→ **INPUT ROWS**
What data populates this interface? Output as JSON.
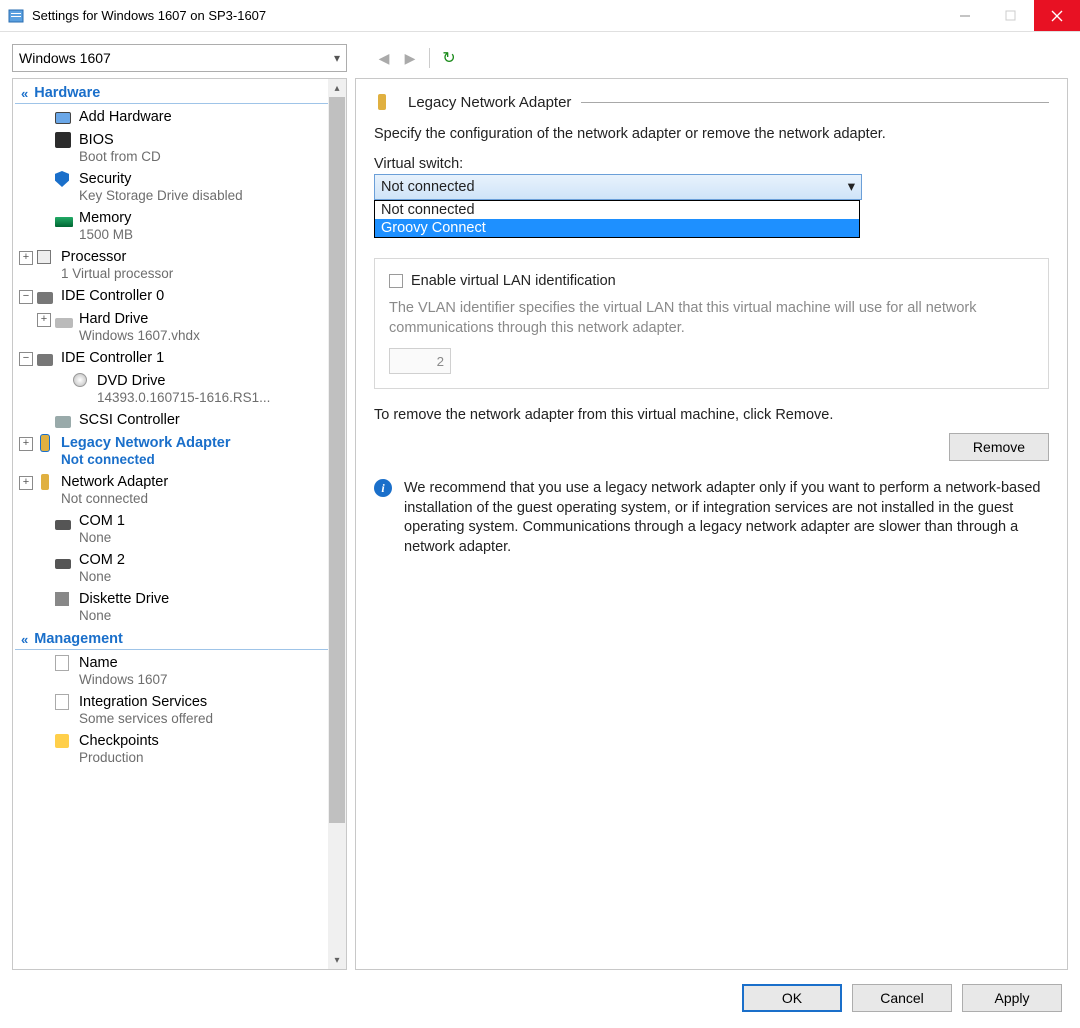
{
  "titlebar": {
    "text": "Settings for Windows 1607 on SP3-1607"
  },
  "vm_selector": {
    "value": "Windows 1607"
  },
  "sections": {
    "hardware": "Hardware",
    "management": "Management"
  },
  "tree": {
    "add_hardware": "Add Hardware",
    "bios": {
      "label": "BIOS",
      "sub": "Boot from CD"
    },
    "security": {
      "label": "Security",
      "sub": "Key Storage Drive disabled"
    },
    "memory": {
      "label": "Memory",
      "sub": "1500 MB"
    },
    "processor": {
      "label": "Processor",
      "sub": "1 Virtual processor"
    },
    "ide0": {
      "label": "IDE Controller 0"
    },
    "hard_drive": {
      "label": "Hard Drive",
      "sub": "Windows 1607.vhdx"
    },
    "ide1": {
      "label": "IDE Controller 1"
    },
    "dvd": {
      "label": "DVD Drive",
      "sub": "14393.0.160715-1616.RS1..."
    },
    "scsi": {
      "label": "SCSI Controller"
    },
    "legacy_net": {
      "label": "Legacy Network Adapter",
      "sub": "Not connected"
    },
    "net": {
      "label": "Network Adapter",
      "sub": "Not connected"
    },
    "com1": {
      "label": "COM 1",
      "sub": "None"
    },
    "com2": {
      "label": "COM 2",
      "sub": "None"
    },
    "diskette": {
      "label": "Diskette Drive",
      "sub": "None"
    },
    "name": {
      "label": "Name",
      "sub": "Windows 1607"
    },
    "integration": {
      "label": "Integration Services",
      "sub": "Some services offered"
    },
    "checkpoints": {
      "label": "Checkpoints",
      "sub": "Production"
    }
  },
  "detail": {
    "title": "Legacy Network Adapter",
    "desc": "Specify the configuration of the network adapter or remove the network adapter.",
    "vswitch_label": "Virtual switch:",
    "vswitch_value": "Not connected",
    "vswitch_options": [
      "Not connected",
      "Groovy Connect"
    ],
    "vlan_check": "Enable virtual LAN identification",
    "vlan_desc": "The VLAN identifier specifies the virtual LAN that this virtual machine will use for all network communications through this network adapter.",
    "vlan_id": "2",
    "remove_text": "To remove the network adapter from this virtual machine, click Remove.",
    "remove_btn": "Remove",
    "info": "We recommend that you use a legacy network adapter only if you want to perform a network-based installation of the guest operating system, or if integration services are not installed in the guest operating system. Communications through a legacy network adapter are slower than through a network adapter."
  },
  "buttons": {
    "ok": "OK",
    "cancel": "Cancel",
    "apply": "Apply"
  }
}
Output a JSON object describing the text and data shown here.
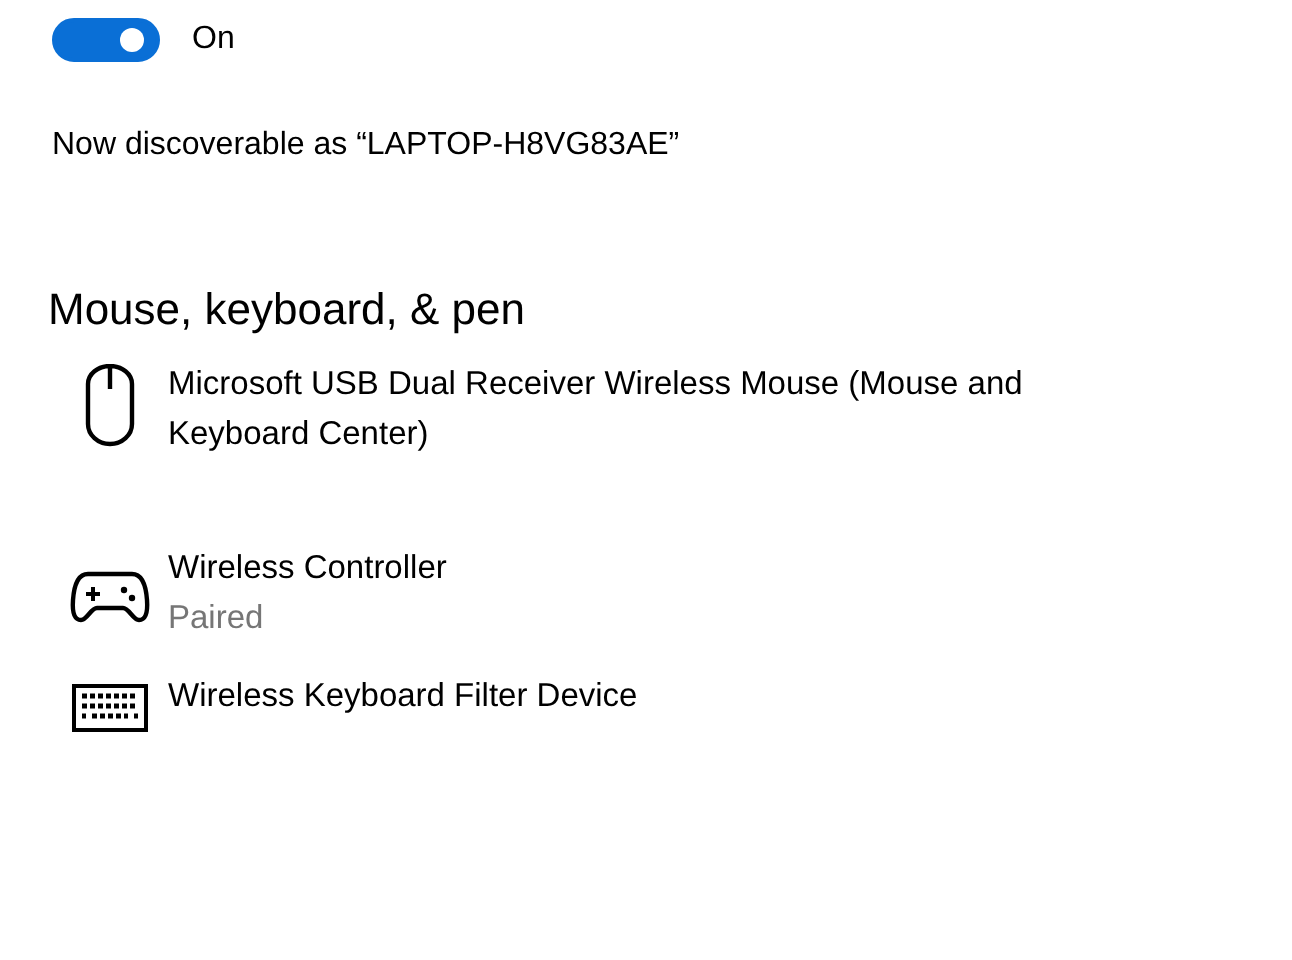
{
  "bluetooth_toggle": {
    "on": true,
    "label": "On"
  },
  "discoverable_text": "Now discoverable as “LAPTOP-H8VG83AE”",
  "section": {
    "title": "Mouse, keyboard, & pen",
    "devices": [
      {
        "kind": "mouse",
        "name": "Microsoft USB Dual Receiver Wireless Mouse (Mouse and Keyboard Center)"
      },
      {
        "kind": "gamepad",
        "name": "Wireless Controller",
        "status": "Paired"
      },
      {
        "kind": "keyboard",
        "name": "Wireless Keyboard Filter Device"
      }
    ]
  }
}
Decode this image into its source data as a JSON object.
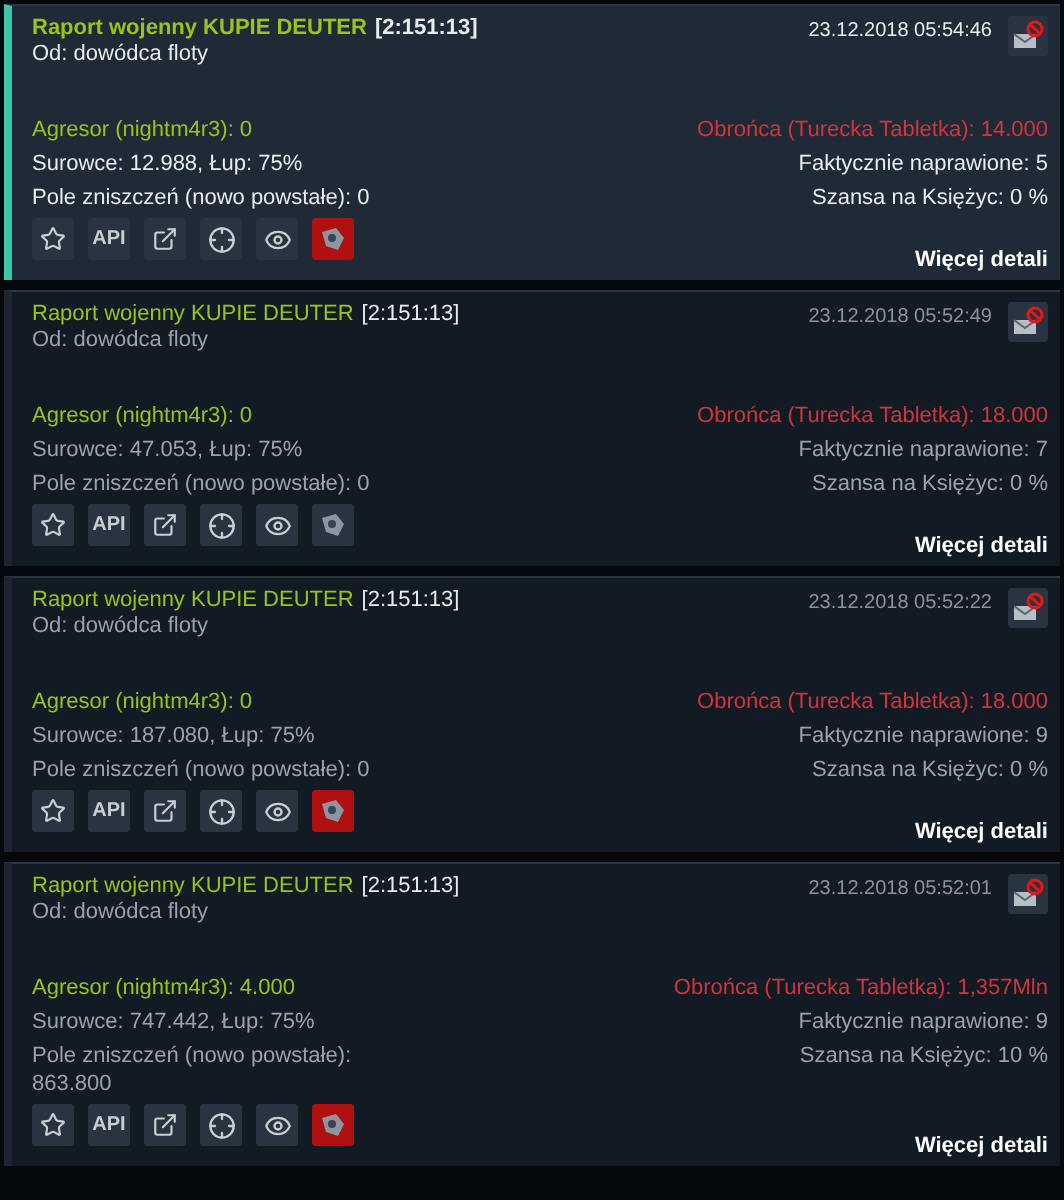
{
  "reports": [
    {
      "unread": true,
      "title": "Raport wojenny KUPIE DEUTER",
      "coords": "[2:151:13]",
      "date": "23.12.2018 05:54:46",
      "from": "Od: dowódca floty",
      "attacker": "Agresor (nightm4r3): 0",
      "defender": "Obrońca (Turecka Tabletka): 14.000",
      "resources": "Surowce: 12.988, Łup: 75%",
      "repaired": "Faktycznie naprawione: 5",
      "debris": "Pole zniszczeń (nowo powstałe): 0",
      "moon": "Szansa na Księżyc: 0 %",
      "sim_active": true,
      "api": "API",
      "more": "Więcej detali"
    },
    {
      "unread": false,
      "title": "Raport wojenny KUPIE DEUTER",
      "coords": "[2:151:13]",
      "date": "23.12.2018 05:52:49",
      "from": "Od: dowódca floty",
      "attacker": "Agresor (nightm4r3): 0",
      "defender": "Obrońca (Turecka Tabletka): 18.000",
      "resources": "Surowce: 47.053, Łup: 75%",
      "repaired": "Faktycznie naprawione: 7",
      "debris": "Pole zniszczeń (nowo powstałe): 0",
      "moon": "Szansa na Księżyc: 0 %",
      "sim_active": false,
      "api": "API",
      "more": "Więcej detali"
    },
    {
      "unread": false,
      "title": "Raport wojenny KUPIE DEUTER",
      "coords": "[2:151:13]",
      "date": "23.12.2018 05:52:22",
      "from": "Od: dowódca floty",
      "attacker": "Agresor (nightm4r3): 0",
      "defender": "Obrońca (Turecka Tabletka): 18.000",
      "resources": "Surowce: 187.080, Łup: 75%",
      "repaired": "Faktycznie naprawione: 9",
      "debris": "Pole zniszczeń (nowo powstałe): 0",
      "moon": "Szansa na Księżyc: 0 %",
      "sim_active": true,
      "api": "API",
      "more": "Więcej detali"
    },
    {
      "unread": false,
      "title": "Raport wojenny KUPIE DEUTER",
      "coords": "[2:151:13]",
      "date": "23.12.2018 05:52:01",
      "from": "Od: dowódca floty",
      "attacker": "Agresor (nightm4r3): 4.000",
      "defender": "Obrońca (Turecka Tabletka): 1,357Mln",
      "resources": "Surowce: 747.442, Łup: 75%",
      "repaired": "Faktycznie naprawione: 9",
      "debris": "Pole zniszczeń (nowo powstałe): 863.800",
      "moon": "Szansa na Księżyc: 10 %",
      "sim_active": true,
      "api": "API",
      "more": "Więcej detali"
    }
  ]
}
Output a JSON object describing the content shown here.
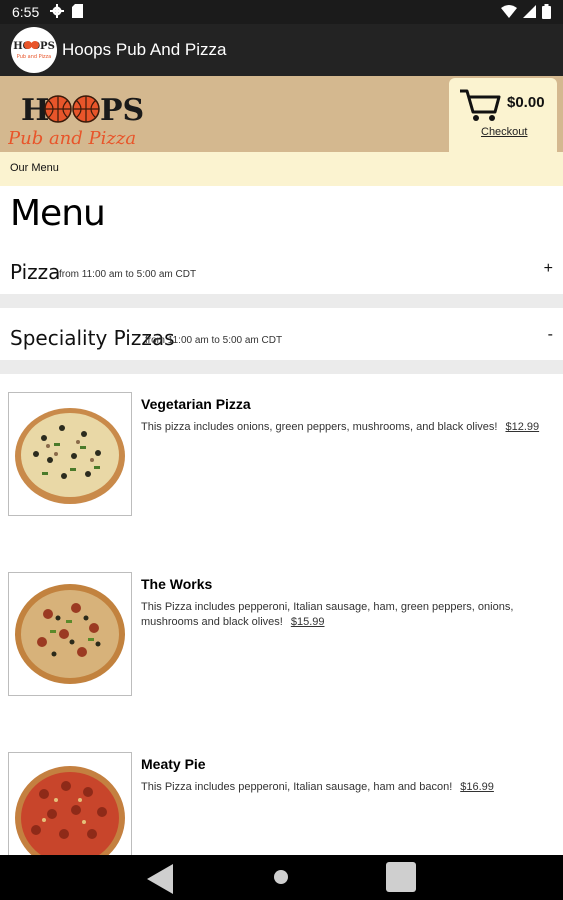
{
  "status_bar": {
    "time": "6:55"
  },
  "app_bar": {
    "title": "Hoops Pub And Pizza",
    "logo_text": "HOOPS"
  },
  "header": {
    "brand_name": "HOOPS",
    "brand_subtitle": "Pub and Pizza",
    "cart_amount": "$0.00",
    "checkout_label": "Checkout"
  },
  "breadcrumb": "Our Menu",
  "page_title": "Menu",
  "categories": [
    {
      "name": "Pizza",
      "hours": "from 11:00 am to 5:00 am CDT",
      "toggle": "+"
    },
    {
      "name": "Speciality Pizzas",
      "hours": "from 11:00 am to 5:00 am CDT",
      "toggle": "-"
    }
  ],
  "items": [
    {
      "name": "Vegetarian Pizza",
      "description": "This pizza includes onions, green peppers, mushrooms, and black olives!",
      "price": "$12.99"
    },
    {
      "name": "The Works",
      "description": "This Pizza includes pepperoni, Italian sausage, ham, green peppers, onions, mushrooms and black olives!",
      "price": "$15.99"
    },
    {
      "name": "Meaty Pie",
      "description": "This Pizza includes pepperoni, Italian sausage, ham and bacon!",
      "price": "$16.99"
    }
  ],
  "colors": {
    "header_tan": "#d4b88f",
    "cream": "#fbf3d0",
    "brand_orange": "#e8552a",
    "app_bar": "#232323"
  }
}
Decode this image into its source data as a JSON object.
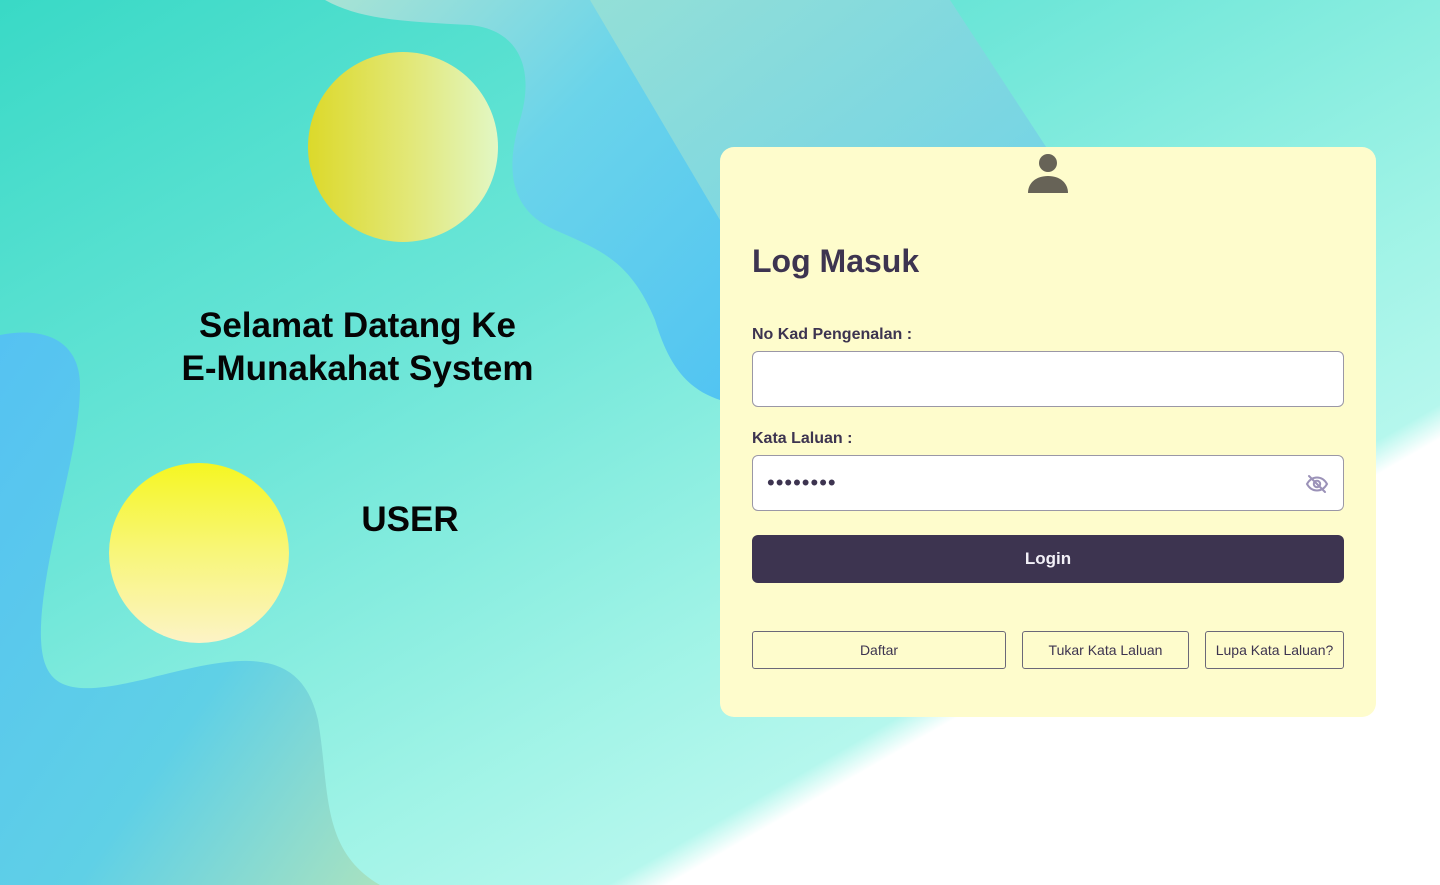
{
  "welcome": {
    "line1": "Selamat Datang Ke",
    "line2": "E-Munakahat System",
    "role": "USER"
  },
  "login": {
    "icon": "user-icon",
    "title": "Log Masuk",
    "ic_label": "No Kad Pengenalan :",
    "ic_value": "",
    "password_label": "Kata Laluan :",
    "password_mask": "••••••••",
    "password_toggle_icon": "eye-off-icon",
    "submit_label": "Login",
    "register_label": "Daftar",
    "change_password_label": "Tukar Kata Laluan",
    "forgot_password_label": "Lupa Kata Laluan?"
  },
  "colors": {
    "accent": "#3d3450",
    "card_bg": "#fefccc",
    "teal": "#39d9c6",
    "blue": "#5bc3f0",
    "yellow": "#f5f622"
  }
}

→ **WHAT IS ASKED**
Tell how many lines above contain the word "icon". Give the number alone.

→ **ANSWER FOR THE TASK**
2